### Records for the task
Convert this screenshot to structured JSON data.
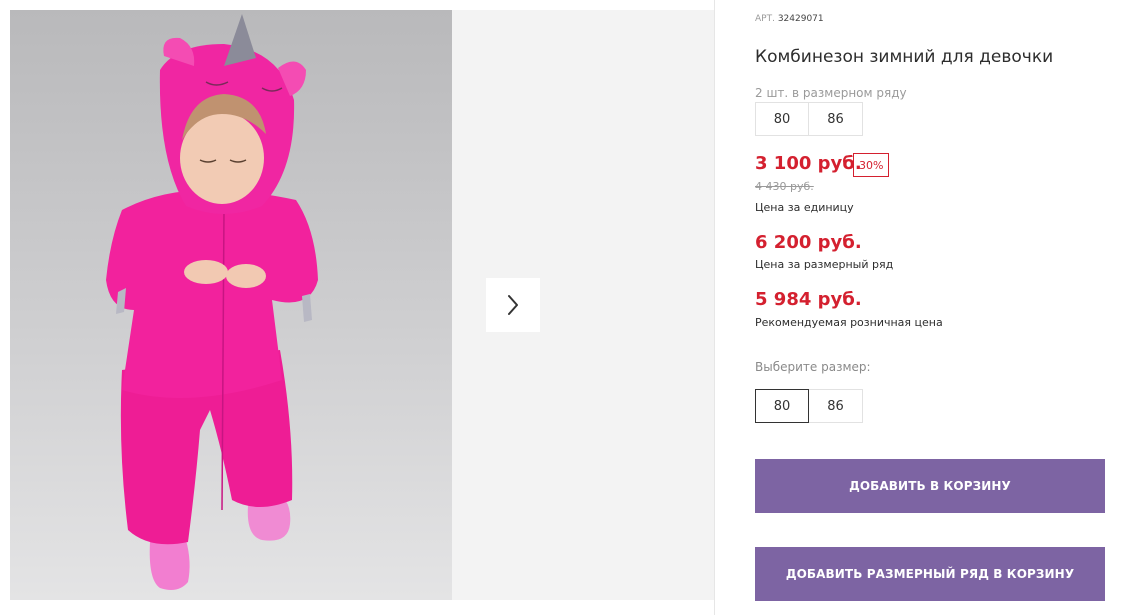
{
  "gallery": {
    "next_icon": "chevron-right-icon"
  },
  "product": {
    "art_label": "АРТ.",
    "art_number": "32429071",
    "title": "Комбинезон зимний для девочки",
    "range_note": "2 шт. в размерном ряду",
    "range_sizes": [
      "80",
      "86"
    ],
    "price_unit": "3 100 руб.",
    "discount": "30%",
    "old_price": "4 430 руб.",
    "price_unit_caption": "Цена за единицу",
    "price_range": "6 200 руб.",
    "price_range_caption": "Цена за размерный ряд",
    "price_retail": "5 984 руб.",
    "price_retail_caption": "Рекомендуемая розничная цена",
    "choose_label": "Выберите размер:",
    "size_options": [
      "80",
      "86"
    ],
    "selected_size": "80"
  },
  "actions": {
    "add_to_cart": "ДОБАВИТЬ В КОРЗИНУ",
    "add_range_to_cart": "ДОБАВИТЬ РАЗМЕРНЫЙ РЯД В КОРЗИНУ"
  },
  "colors": {
    "price_red": "#d4202f",
    "button_purple": "#7d64a3",
    "product_pink": "#f0209a"
  }
}
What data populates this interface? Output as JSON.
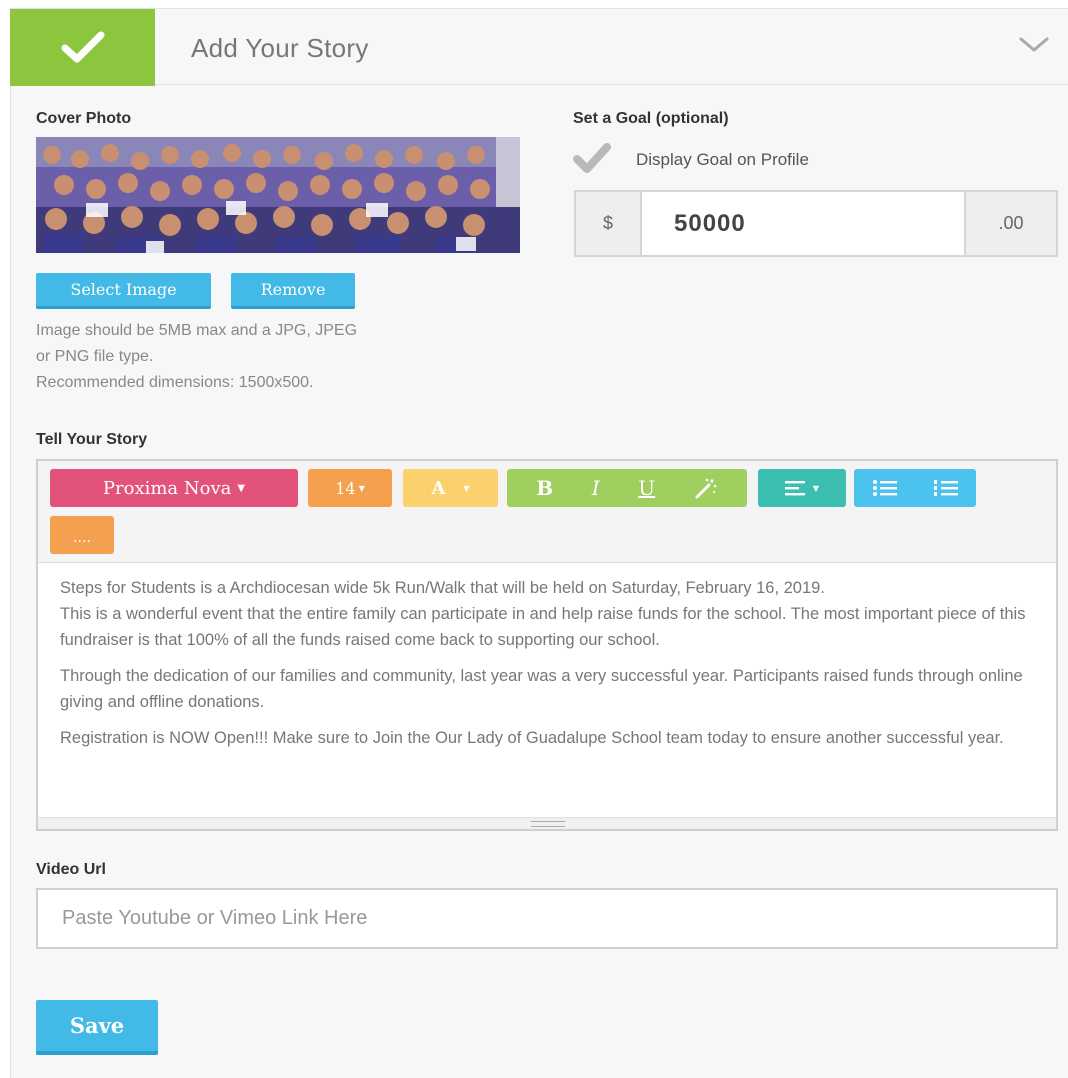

### Your task
Copy every line of the listing where the word "this" appears.

### Expected output
Convert this screenshot to structured JSON data.
What data populates this interface? Output as JSON.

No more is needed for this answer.